▶ [Условие задачи A] Откуда, согласно воспоминаниям о работе в «Праве», приехал в Петербург М. И. Ганфман?
▶ [Условие задачи B] Продолжите воспоминания о работе в «Праве» сразу после их последней фразы.

▶ [Исходный текст]
——————————

О том первом нашем свидании запомнилась сухая отрывистость речи, словно говорившей: к чему турусы на колесах подпускать? Вы же понимаете, что нужно? Тогда действительно друг друга с полуслова понимали. А нужно было, как выяснилось, составить сборник статей, посвященных разработке вопроса о мелкой земской единице. За этим бесцветным названием скрывался животрепещущий вопрос о крестьянском равноправии, о замене сельского и волостного крестьянского управления, сохранявшего еще чувствительные остатки крепостного права, всесословной ячейкой как основным звеном земского самоуправления. Князь обратился по надлежащему адресу – Лазаревский был несравненным знатоком и теории, и практики государственного права, он и выразил готовность написать для сборника теоретическую статью о самоуправлении, но от редакционной работы решительно отказался и, знакомя меня с Долгоруковым, сказал: вот как раз тот человек, который вам нужен.
В это время судьба послала мне в полном смысле незаменимого помощника по «Праву» – М. И. Ганфмана, молодого юриста, недавно приехавшего в Петербург из Казани с письмом от профессора Шершневича, горячо его рекомендовавшим. Но письмо оказалось лишним: внешность на меня всегда производила сильное впечатление, и какая-нибудь казавшаяся неприятной черта внушала предубеждение, которое трудно было преодолеть. Но все же мне кажется, что бывают люди, внешность коих как бы гарантирует их внутренние качества. К таким именно принадлежал Ганфман со своей красивой точеной головой, умными глазами, добродушной, мягкой улыбкой, преждевременной полнотой и неловкими, неуверенными движениями и жестами. Мы быстро сблизились, он стал членом семьи моей и преданнейшим заботливым другом. Естественно, что сходятся люди с противоположными свойствами, и его нерешительность была благодетельным противовесом моей импульсивности, от которой ему приходилось не раз незаслуженно и несправедливо терпеть. В «Праве» он начал работу с составления отчетов о сенатских заседаниях, и эти отчеты могли бы служить образцом сжатого, точного и яркого изложения решенной юридической контраверзы. Но главный, особенный талант его, которому соответствовала и душевная склонность, выражался в замечательном умении подать мудрый совет, и этот талант свидетельствовал о чуткой и трезвой ориентации в политической и общественной обстановке и о знании людей. Так мы и проработали с Ганфманом почти беспрерывно до эмиграции, которая развела нас в разные стороны. Скажу здесь, что теперь большим утешением служит воспоминание, как я всегда старался окружить себя людьми талантливыми, испытывал величайшее наслаждение, когда встречал их, мог схватить за шиворот и прикрепить к «Праву».

——————————

▶ [Исходные записи]

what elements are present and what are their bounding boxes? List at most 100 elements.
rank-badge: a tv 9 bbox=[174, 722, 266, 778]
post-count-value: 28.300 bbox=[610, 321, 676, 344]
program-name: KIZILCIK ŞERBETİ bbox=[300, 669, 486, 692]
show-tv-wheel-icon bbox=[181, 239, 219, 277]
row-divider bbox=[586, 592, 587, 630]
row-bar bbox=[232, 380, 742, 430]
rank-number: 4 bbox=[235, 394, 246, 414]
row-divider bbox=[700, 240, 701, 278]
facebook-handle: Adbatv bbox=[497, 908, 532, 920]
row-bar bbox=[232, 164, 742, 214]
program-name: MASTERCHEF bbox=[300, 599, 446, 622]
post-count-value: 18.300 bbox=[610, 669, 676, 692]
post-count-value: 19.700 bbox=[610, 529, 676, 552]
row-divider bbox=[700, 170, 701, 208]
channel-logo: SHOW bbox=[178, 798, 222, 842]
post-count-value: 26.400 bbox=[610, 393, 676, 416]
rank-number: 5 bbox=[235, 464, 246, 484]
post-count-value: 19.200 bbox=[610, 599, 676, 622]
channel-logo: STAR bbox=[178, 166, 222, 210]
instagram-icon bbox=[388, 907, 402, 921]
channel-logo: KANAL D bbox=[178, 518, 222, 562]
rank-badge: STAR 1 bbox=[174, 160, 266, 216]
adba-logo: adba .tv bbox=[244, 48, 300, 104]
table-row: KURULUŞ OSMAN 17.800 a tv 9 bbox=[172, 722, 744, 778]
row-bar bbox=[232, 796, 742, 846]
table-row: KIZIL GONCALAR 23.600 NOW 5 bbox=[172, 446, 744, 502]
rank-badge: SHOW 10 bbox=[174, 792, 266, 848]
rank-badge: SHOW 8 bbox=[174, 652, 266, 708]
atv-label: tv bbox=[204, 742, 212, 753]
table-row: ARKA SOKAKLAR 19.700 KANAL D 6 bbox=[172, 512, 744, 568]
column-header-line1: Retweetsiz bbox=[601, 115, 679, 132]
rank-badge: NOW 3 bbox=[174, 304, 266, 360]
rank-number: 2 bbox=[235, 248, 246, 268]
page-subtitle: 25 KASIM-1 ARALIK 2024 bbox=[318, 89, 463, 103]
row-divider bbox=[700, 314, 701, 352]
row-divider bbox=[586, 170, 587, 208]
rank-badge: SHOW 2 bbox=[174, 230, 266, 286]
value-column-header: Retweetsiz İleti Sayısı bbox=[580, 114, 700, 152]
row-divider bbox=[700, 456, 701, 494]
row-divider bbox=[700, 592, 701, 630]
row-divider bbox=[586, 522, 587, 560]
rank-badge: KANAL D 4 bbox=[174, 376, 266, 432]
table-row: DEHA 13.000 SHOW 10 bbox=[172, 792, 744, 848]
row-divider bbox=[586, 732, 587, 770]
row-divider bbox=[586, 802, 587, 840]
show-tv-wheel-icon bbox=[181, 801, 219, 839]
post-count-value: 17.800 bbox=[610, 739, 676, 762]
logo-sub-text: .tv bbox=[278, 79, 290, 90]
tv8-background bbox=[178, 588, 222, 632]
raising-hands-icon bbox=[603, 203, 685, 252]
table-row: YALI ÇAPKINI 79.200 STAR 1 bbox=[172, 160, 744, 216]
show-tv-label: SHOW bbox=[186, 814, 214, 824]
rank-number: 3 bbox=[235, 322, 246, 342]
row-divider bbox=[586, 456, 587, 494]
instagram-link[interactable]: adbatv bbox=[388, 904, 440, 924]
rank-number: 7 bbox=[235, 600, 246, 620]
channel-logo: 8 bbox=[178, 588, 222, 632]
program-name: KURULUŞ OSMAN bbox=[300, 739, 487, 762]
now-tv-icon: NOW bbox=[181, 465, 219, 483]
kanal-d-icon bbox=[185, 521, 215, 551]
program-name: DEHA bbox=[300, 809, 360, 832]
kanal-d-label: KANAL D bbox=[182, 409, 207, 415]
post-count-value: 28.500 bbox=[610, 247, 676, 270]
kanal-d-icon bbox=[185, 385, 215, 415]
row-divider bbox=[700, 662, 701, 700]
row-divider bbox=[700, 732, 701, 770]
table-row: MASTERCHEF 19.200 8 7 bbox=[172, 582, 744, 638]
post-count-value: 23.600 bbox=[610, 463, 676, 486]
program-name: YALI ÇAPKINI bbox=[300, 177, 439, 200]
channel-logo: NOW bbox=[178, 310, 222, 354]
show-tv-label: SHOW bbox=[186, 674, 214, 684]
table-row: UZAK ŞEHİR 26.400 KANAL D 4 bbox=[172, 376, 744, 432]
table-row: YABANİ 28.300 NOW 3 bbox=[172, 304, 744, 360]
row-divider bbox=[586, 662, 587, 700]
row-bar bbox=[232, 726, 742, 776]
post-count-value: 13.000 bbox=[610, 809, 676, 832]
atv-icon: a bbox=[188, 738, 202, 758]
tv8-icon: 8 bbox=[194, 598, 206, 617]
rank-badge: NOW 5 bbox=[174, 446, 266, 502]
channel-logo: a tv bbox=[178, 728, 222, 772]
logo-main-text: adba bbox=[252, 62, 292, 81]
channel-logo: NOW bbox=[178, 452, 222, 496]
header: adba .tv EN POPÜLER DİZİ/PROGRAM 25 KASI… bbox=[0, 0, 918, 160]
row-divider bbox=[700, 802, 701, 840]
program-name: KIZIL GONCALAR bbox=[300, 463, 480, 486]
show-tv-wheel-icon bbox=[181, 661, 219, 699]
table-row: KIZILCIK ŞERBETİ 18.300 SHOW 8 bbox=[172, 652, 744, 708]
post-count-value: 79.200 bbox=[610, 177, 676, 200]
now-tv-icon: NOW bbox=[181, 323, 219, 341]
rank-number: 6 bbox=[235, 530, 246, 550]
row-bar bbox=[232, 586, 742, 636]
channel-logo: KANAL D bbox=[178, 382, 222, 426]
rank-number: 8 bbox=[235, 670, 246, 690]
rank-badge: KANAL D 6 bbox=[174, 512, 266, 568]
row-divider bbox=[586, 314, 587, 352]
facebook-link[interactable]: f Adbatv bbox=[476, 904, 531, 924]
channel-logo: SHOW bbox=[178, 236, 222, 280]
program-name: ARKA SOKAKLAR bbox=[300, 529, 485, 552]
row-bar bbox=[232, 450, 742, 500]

——————————

▶ [Ответ к заданию A] Из Казани.

▶ [Ответ к заданию B]
Когда я сообщил Ганфману о принятом предложении князя Долгорукова, он ужаснулся, но так как рассуждать было уже поздно, то мы и принялись за работу. Труднее было убедить редакцию «Права» связаться через этот сборник с земскими кругами. Решительным противником сборника выступил именно земский деятель В. Д. Кузьмин-Караваев, профессор уголовного права в Военно-юридической академии, состоявший тогда членом нашей редакции. Блеск военного мундира – полковника, а затем и генерала – создавал ему большую популярность в либеральных кругах, к которым он тяготел. К. К. Арсеньев говорил мне о нем как об отличном ораторе и публицисте. По-моему, он был лишь хорошим популяризатором чужих мыслей и страдал отсутствием всякой творческой способности. В конце концов удалось сломить его утомительное упрямство, и сборник вышел под заголовком: «Издание кн. П. Д. Долгорукова и кн. Д. И. Шаховского при участии газеты „Право“».
Вот он лежит передо мной, этот сборник, преподнесенный здесь, в Берлине, в подарок одним приятелем: читаю в оглавлении имена Арсеньева, Лазаревского, профессора Виноградова, профессора М. Ковалевского, В. Спасовича, В. Скалона. Боже мой, а статья о «Местном управлении в Древней Руси» принадлежит перу короля «красной профессуры» М. Н. Покровского – тогда лев еще возлежал рядом с ягненком. Сборник и впрямь удался на славу, всесторонне осветил поставленную тему, и успех книги был необычайным – так живо вспоминается удивление, которое вызывали телеграммы из разных захолустий, требовавшие немедленной высылки возможно большего числа экземпляров, и через две недели пришлось приступать к печатанию второго издания. Так ярко встают перед глазами все детали шумного успеха, точно вчера это было, но такая бездна вырыта уже между этим вчера и сегодня, что, держа в руках сборник, я не могу отвязаться от назойливо прокрадывающегося в память гоголевского Ивана Никифоровича, развешивающего во дворе свой старый скарб, чтобы его проветрить.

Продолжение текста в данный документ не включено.